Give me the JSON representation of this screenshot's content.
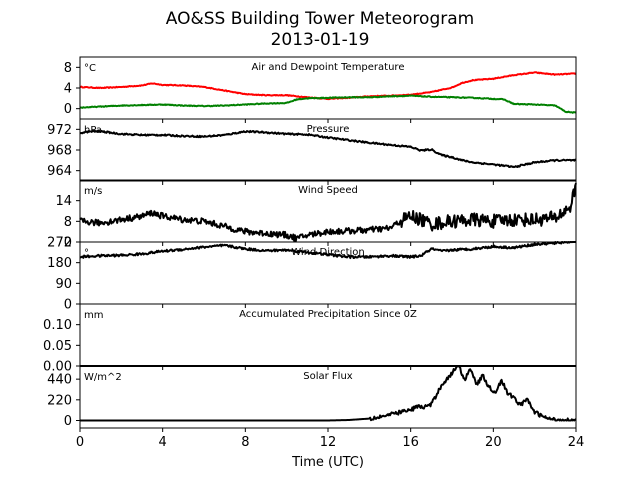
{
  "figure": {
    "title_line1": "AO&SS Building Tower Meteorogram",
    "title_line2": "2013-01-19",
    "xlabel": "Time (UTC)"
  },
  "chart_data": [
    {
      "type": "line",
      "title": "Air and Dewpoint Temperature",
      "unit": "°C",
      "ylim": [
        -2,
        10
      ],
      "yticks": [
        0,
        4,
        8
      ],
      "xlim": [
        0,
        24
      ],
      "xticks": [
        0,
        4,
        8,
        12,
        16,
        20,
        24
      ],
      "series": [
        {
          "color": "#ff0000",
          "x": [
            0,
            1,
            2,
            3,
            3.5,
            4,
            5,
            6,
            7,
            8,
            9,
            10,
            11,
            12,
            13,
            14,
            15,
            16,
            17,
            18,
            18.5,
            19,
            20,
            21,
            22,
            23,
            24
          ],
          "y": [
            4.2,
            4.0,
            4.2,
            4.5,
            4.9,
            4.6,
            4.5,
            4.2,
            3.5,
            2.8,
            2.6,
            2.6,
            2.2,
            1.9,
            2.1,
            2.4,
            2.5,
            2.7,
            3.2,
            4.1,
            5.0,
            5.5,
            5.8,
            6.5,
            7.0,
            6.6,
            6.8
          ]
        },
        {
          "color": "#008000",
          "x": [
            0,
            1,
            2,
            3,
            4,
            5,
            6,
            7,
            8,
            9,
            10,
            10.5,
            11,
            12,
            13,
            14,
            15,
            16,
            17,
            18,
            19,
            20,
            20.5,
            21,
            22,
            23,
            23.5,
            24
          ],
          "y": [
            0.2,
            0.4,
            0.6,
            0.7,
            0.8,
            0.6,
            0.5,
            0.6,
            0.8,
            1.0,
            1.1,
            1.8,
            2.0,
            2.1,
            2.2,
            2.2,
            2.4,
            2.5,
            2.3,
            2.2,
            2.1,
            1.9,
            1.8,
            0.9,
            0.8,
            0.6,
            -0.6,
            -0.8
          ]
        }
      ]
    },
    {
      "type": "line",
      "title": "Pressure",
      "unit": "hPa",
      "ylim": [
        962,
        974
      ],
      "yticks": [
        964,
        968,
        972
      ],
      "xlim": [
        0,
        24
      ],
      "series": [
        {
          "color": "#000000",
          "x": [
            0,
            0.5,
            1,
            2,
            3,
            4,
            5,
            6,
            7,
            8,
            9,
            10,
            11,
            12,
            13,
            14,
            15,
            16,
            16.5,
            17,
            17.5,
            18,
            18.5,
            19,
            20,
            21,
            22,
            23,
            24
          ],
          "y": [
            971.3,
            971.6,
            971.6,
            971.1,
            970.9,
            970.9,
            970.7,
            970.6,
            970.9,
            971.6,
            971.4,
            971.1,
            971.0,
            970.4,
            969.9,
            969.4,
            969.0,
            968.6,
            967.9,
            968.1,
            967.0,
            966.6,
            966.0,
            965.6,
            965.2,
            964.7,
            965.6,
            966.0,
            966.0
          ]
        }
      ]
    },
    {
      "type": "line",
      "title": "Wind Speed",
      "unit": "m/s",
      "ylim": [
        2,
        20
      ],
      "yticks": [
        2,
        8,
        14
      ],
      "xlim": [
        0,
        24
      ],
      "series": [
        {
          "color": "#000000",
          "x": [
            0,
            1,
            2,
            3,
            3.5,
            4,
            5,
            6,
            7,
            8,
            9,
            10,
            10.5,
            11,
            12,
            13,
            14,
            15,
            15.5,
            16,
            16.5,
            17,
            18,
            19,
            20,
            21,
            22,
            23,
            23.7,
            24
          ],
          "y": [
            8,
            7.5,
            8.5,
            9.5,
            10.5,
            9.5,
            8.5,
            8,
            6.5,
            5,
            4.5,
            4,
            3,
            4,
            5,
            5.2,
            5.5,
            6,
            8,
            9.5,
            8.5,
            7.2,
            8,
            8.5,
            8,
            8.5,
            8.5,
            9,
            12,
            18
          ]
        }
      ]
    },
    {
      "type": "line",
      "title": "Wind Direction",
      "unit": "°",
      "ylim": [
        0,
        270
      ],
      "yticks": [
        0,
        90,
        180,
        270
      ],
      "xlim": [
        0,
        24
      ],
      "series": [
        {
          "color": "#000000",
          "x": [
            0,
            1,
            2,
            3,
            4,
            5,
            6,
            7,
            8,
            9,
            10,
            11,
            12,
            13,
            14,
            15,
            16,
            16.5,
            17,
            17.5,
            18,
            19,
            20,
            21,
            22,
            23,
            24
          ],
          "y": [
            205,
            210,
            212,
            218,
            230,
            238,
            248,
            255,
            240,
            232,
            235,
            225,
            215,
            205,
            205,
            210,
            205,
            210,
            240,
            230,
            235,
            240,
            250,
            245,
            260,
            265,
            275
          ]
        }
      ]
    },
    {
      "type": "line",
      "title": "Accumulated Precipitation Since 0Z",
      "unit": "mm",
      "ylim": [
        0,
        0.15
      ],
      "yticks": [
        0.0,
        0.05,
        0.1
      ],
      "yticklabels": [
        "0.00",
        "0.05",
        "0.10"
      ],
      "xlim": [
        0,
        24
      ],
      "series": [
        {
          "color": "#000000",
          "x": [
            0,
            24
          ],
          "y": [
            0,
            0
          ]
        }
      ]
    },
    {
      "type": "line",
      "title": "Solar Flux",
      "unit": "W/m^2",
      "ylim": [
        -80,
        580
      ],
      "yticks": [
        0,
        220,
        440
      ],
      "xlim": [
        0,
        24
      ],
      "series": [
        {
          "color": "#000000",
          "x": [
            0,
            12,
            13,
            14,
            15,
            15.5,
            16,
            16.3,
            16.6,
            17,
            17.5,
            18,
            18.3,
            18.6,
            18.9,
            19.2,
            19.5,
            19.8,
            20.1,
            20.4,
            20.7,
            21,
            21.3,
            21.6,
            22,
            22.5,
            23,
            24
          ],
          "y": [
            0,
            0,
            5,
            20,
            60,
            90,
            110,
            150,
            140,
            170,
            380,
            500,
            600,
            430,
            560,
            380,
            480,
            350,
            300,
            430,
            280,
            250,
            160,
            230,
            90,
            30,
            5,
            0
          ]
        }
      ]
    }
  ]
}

▬▬▬

The exercise: Read the entries and show each line that mentions "unit".

Exercise output:
      "unit": "°C",
      "unit": "hPa",
      "unit": "m/s",
      "unit": "°",
      "unit": "mm",
      "unit": "W/m^2",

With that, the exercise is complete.